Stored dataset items
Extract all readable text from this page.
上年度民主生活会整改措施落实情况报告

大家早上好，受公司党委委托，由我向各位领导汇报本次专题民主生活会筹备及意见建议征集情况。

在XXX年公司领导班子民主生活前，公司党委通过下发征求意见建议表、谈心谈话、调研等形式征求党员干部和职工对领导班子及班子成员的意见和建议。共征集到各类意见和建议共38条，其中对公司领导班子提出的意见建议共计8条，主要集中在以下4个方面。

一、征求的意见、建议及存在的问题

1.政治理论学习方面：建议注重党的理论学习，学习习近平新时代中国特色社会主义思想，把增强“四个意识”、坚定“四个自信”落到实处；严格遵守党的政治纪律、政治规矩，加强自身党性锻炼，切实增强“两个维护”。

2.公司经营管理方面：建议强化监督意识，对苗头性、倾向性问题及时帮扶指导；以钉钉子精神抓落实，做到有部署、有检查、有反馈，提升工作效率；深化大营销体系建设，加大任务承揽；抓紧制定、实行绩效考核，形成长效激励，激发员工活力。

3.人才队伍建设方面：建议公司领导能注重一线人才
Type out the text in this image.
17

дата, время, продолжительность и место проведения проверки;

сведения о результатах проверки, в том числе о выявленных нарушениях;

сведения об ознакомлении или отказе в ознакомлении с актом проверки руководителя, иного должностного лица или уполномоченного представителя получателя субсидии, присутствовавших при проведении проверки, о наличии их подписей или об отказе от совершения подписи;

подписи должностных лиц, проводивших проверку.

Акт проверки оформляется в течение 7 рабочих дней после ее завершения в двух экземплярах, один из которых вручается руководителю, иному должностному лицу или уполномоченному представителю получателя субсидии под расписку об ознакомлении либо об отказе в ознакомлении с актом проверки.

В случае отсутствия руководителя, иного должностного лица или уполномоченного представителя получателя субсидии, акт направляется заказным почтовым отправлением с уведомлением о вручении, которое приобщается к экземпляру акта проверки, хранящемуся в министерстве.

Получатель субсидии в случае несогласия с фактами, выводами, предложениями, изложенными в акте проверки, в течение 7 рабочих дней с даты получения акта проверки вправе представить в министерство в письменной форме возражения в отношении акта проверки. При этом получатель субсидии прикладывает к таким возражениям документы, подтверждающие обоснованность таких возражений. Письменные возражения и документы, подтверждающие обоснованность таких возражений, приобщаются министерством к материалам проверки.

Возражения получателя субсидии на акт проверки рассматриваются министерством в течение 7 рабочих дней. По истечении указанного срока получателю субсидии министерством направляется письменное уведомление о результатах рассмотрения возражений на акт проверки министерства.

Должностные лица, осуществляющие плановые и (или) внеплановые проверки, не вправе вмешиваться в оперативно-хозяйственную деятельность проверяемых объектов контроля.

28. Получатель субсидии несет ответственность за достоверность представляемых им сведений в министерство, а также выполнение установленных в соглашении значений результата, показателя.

*THE EXERCISE*
Exactly as shown, repeat every record.

*WRITTEN RESPONSE*
Extract all readable text from this page.
上年度民主生活会整改措施落实情况报告

大家早上好，受公司党委委托，由我向各位领导汇报本次专题民主生活会筹备及意见建议征集情况。

在XXX年公司领导班子民主生活前，公司党委通过下发征求意见建议表、谈心谈话、调研等形式征求党员干部和职工对领导班子及班子成员的意见和建议。共征集到各类意见和建议共38条，其中对公司领导班子提出的意见建议共计8条，主要集中在以下4个方面。

一、征求的意见、建议及存在的问题

1.政治理论学习方面：建议注重党的理论学习，学习习近平新时代中国特色社会主义思想，把增强“四个意识”、坚定“四个自信”落到实处；严格遵守党的政治纪律、政治规矩，加强自身党性锻炼，切实增强“两个维护”。

2.公司经营管理方面：建议强化监督意识，对苗头性、倾向性问题及时帮扶指导；以钉钉子精神抓落实，做到有部署、有检查、有反馈，提升工作效率；深化大营销体系建设，加大任务承揽；抓紧制定、实行绩效考核，形成长效激励，激发员工活力。

3.人才队伍建设方面：建议公司领导能注重一线人才
Type out the text in this image.
17

дата, время, продолжительность и место проведения проверки;

сведения о результатах проверки, в том числе о выявленных нарушениях;

сведения об ознакомлении или отказе в ознакомлении с актом проверки руководителя, иного должностного лица или уполномоченного представителя получателя субсидии, присутствовавших при проведении проверки, о наличии их подписей или об отказе от совершения подписи;

подписи должностных лиц, проводивших проверку.

Акт проверки оформляется в течение 7 рабочих дней после ее завершения в двух экземплярах, один из которых вручается руководителю, иному должностному лицу или уполномоченному представителю получателя субсидии под расписку об ознакомлении либо об отказе в ознакомлении с актом проверки.

В случае отсутствия руководителя, иного должностного лица или уполномоченного представителя получателя субсидии, акт направляется заказным почтовым отправлением с уведомлением о вручении, которое приобщается к экземпляру акта проверки, хранящемуся в министерстве.

Получатель субсидии в случае несогласия с фактами, выводами, предложениями, изложенными в акте проверки, в течение 7 рабочих дней с даты получения акта проверки вправе представить в министерство в письменной форме возражения в отношении акта проверки. При этом получатель субсидии прикладывает к таким возражениям документы, подтверждающие обоснованность таких возражений. Письменные возражения и документы, подтверждающие обоснованность таких возражений, приобщаются министерством к материалам проверки.

Возражения получателя субсидии на акт проверки рассматриваются министерством в течение 7 рабочих дней. По истечении указанного срока получателю субсидии министерством направляется письменное уведомление о результатах рассмотрения возражений на акт проверки министерства.

Должностные лица, осуществляющие плановые и (или) внеплановые проверки, не вправе вмешиваться в оперативно-хозяйственную деятельность проверяемых объектов контроля.

28. Получатель субсидии несет ответственность за достоверность представляемых им сведений в министерство, а также выполнение установленных в соглашении значений результата, показателя.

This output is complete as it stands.